Extracted records:
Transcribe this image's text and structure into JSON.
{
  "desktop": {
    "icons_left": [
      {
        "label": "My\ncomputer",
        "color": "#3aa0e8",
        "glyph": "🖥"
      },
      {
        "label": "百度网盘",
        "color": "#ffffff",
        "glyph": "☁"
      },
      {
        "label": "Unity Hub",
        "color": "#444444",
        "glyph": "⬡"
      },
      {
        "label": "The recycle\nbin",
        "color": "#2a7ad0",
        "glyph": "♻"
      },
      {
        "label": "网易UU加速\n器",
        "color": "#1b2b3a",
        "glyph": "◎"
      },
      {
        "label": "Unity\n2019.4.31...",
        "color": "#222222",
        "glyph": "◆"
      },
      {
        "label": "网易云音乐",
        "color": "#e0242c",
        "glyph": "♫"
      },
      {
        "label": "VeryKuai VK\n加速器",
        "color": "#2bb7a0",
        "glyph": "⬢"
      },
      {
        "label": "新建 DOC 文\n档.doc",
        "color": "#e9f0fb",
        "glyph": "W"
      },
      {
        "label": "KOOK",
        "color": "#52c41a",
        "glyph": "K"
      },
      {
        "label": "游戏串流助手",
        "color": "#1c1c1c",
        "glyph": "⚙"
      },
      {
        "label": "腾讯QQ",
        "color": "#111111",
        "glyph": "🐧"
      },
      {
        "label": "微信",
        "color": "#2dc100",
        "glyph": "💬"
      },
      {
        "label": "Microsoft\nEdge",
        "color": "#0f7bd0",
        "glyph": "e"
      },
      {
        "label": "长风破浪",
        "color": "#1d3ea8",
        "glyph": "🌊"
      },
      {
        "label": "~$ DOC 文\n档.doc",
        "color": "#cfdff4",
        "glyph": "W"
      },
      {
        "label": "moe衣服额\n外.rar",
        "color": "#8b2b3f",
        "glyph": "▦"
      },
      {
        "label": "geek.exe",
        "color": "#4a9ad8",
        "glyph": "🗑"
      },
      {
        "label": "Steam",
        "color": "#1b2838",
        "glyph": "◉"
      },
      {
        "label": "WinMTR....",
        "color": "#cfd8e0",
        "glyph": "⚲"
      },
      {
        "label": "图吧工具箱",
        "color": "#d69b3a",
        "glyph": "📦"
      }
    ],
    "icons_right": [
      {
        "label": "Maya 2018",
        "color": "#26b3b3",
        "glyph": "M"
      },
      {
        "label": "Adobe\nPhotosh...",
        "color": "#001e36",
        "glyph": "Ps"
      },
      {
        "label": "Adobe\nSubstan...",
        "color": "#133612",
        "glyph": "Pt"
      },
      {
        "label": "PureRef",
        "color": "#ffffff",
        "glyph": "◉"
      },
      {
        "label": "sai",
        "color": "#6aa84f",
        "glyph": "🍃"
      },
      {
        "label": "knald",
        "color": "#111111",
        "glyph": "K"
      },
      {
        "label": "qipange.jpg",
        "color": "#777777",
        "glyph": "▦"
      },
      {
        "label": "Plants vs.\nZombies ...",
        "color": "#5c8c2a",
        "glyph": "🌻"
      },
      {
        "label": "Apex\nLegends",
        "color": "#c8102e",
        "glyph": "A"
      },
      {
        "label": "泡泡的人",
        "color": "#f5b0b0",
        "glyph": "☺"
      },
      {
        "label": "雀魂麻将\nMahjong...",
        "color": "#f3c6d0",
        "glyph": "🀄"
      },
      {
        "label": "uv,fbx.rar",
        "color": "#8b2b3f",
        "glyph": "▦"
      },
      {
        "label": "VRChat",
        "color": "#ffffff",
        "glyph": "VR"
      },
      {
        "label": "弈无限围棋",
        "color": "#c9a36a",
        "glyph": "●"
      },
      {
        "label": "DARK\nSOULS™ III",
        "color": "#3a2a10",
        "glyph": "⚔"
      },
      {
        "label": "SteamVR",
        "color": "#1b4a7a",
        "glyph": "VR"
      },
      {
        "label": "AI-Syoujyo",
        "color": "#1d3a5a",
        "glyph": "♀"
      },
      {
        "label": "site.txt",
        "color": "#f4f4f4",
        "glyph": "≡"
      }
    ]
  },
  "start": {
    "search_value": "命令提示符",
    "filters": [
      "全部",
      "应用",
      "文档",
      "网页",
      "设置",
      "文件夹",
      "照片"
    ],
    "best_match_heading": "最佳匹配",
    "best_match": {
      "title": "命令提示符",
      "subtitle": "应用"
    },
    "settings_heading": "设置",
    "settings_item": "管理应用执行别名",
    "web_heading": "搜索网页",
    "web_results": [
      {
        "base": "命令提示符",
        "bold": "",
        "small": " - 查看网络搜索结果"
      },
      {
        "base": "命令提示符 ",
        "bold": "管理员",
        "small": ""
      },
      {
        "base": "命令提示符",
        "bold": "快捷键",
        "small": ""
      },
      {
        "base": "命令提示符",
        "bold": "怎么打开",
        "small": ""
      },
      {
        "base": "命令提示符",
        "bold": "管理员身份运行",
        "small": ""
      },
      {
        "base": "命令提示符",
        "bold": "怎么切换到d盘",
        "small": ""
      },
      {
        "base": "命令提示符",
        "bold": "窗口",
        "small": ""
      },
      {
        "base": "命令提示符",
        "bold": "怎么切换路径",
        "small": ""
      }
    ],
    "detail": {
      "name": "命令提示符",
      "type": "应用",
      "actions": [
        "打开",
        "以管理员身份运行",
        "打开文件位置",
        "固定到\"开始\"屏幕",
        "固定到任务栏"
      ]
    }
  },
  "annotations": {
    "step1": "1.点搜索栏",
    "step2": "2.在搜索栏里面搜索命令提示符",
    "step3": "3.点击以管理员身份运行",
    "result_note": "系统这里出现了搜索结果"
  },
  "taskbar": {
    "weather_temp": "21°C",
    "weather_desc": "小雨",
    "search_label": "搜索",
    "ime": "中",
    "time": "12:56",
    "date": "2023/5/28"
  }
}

> Instruction
Your task is to print all of the records exactly.

> Full solution
Transcribe this image's text and structure into JSON.
{
  "desktop": {
    "icons_left": [
      {
        "label": "My\ncomputer",
        "color": "#3aa0e8",
        "glyph": "🖥"
      },
      {
        "label": "百度网盘",
        "color": "#ffffff",
        "glyph": "☁"
      },
      {
        "label": "Unity Hub",
        "color": "#444444",
        "glyph": "⬡"
      },
      {
        "label": "The recycle\nbin",
        "color": "#2a7ad0",
        "glyph": "♻"
      },
      {
        "label": "网易UU加速\n器",
        "color": "#1b2b3a",
        "glyph": "◎"
      },
      {
        "label": "Unity\n2019.4.31...",
        "color": "#222222",
        "glyph": "◆"
      },
      {
        "label": "网易云音乐",
        "color": "#e0242c",
        "glyph": "♫"
      },
      {
        "label": "VeryKuai VK\n加速器",
        "color": "#2bb7a0",
        "glyph": "⬢"
      },
      {
        "label": "新建 DOC 文\n档.doc",
        "color": "#e9f0fb",
        "glyph": "W"
      },
      {
        "label": "KOOK",
        "color": "#52c41a",
        "glyph": "K"
      },
      {
        "label": "游戏串流助手",
        "color": "#1c1c1c",
        "glyph": "⚙"
      },
      {
        "label": "腾讯QQ",
        "color": "#111111",
        "glyph": "🐧"
      },
      {
        "label": "微信",
        "color": "#2dc100",
        "glyph": "💬"
      },
      {
        "label": "Microsoft\nEdge",
        "color": "#0f7bd0",
        "glyph": "e"
      },
      {
        "label": "长风破浪",
        "color": "#1d3ea8",
        "glyph": "🌊"
      },
      {
        "label": "~$ DOC 文\n档.doc",
        "color": "#cfdff4",
        "glyph": "W"
      },
      {
        "label": "moe衣服额\n外.rar",
        "color": "#8b2b3f",
        "glyph": "▦"
      },
      {
        "label": "geek.exe",
        "color": "#4a9ad8",
        "glyph": "🗑"
      },
      {
        "label": "Steam",
        "color": "#1b2838",
        "glyph": "◉"
      },
      {
        "label": "WinMTR....",
        "color": "#cfd8e0",
        "glyph": "⚲"
      },
      {
        "label": "图吧工具箱",
        "color": "#d69b3a",
        "glyph": "📦"
      }
    ],
    "icons_right": [
      {
        "label": "Maya 2018",
        "color": "#26b3b3",
        "glyph": "M"
      },
      {
        "label": "Adobe\nPhotosh...",
        "color": "#001e36",
        "glyph": "Ps"
      },
      {
        "label": "Adobe\nSubstan...",
        "color": "#133612",
        "glyph": "Pt"
      },
      {
        "label": "PureRef",
        "color": "#ffffff",
        "glyph": "◉"
      },
      {
        "label": "sai",
        "color": "#6aa84f",
        "glyph": "🍃"
      },
      {
        "label": "knald",
        "color": "#111111",
        "glyph": "K"
      },
      {
        "label": "qipange.jpg",
        "color": "#777777",
        "glyph": "▦"
      },
      {
        "label": "Plants vs.\nZombies ...",
        "color": "#5c8c2a",
        "glyph": "🌻"
      },
      {
        "label": "Apex\nLegends",
        "color": "#c8102e",
        "glyph": "A"
      },
      {
        "label": "泡泡的人",
        "color": "#f5b0b0",
        "glyph": "☺"
      },
      {
        "label": "雀魂麻将\nMahjong...",
        "color": "#f3c6d0",
        "glyph": "🀄"
      },
      {
        "label": "uv,fbx.rar",
        "color": "#8b2b3f",
        "glyph": "▦"
      },
      {
        "label": "VRChat",
        "color": "#ffffff",
        "glyph": "VR"
      },
      {
        "label": "弈无限围棋",
        "color": "#c9a36a",
        "glyph": "●"
      },
      {
        "label": "DARK\nSOULS™ III",
        "color": "#3a2a10",
        "glyph": "⚔"
      },
      {
        "label": "SteamVR",
        "color": "#1b4a7a",
        "glyph": "VR"
      },
      {
        "label": "AI-Syoujyo",
        "color": "#1d3a5a",
        "glyph": "♀"
      },
      {
        "label": "site.txt",
        "color": "#f4f4f4",
        "glyph": "≡"
      }
    ]
  },
  "start": {
    "search_value": "命令提示符",
    "filters": [
      "全部",
      "应用",
      "文档",
      "网页",
      "设置",
      "文件夹",
      "照片"
    ],
    "best_match_heading": "最佳匹配",
    "best_match": {
      "title": "命令提示符",
      "subtitle": "应用"
    },
    "settings_heading": "设置",
    "settings_item": "管理应用执行别名",
    "web_heading": "搜索网页",
    "web_results": [
      {
        "base": "命令提示符",
        "bold": "",
        "small": " - 查看网络搜索结果"
      },
      {
        "base": "命令提示符 ",
        "bold": "管理员",
        "small": ""
      },
      {
        "base": "命令提示符",
        "bold": "快捷键",
        "small": ""
      },
      {
        "base": "命令提示符",
        "bold": "怎么打开",
        "small": ""
      },
      {
        "base": "命令提示符",
        "bold": "管理员身份运行",
        "small": ""
      },
      {
        "base": "命令提示符",
        "bold": "怎么切换到d盘",
        "small": ""
      },
      {
        "base": "命令提示符",
        "bold": "窗口",
        "small": ""
      },
      {
        "base": "命令提示符",
        "bold": "怎么切换路径",
        "small": ""
      }
    ],
    "detail": {
      "name": "命令提示符",
      "type": "应用",
      "actions": [
        "打开",
        "以管理员身份运行",
        "打开文件位置",
        "固定到\"开始\"屏幕",
        "固定到任务栏"
      ]
    }
  },
  "annotations": {
    "step1": "1.点搜索栏",
    "step2": "2.在搜索栏里面搜索命令提示符",
    "step3": "3.点击以管理员身份运行",
    "result_note": "系统这里出现了搜索结果"
  },
  "taskbar": {
    "weather_temp": "21°C",
    "weather_desc": "小雨",
    "search_label": "搜索",
    "ime": "中",
    "time": "12:56",
    "date": "2023/5/28"
  }
}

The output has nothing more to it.